> [Written problem]
Would you restate all the data that follows, word for word?

> [Records provided]
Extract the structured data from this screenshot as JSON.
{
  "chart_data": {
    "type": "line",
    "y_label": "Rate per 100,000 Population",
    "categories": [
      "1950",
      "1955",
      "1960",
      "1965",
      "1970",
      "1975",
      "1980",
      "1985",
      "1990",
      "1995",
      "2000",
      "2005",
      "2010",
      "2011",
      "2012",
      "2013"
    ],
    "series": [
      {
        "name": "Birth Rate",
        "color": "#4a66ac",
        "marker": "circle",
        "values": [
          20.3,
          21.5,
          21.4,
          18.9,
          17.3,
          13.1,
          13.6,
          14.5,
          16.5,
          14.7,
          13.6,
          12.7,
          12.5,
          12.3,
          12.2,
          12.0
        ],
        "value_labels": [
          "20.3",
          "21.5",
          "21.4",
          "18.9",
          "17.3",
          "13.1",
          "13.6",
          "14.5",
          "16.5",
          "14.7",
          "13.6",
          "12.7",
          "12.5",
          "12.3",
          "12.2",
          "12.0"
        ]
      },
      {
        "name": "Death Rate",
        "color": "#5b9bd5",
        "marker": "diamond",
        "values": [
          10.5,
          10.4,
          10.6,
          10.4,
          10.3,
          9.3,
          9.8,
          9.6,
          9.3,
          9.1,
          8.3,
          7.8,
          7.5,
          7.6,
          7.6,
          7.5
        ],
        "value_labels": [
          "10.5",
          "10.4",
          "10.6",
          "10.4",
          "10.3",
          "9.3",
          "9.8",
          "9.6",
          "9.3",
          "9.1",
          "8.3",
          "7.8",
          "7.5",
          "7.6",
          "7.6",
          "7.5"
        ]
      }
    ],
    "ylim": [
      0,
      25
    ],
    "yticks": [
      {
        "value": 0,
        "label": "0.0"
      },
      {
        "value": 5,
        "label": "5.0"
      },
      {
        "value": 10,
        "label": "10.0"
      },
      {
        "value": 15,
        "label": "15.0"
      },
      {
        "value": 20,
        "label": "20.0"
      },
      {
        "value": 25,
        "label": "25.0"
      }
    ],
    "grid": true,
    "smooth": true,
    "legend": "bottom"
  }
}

> [Completed exercise]
Extract the structured data from this screenshot as JSON.
{
  "chart_data": {
    "type": "line",
    "y_label": "Rate per 100,000 Population",
    "categories": [
      "1950",
      "1955",
      "1960",
      "1965",
      "1970",
      "1975",
      "1980",
      "1985",
      "1990",
      "1995",
      "2000",
      "2005",
      "2010",
      "2011",
      "2012",
      "2013"
    ],
    "series": [
      {
        "name": "Birth Rate",
        "color": "#4a66ac",
        "marker": "circle",
        "values": [
          20.3,
          21.5,
          21.4,
          18.9,
          17.3,
          13.1,
          13.6,
          14.5,
          16.5,
          14.7,
          13.6,
          12.7,
          12.5,
          12.3,
          12.2,
          12.0
        ],
        "value_labels": [
          "20.3",
          "21.5",
          "21.4",
          "18.9",
          "17.3",
          "13.1",
          "13.6",
          "14.5",
          "16.5",
          "14.7",
          "13.6",
          "12.7",
          "12.5",
          "12.3",
          "12.2",
          "12.0"
        ]
      },
      {
        "name": "Death Rate",
        "color": "#5b9bd5",
        "marker": "diamond",
        "values": [
          10.5,
          10.4,
          10.6,
          10.4,
          10.3,
          9.3,
          9.8,
          9.6,
          9.3,
          9.1,
          8.3,
          7.8,
          7.5,
          7.6,
          7.6,
          7.5
        ],
        "value_labels": [
          "10.5",
          "10.4",
          "10.6",
          "10.4",
          "10.3",
          "9.3",
          "9.8",
          "9.6",
          "9.3",
          "9.1",
          "8.3",
          "7.8",
          "7.5",
          "7.6",
          "7.6",
          "7.5"
        ]
      }
    ],
    "ylim": [
      0,
      25
    ],
    "yticks": [
      {
        "value": 0,
        "label": "0.0"
      },
      {
        "value": 5,
        "label": "5.0"
      },
      {
        "value": 10,
        "label": "10.0"
      },
      {
        "value": 15,
        "label": "15.0"
      },
      {
        "value": 20,
        "label": "20.0"
      },
      {
        "value": 25,
        "label": "25.0"
      }
    ],
    "grid": true,
    "smooth": true,
    "legend": "bottom"
  }
}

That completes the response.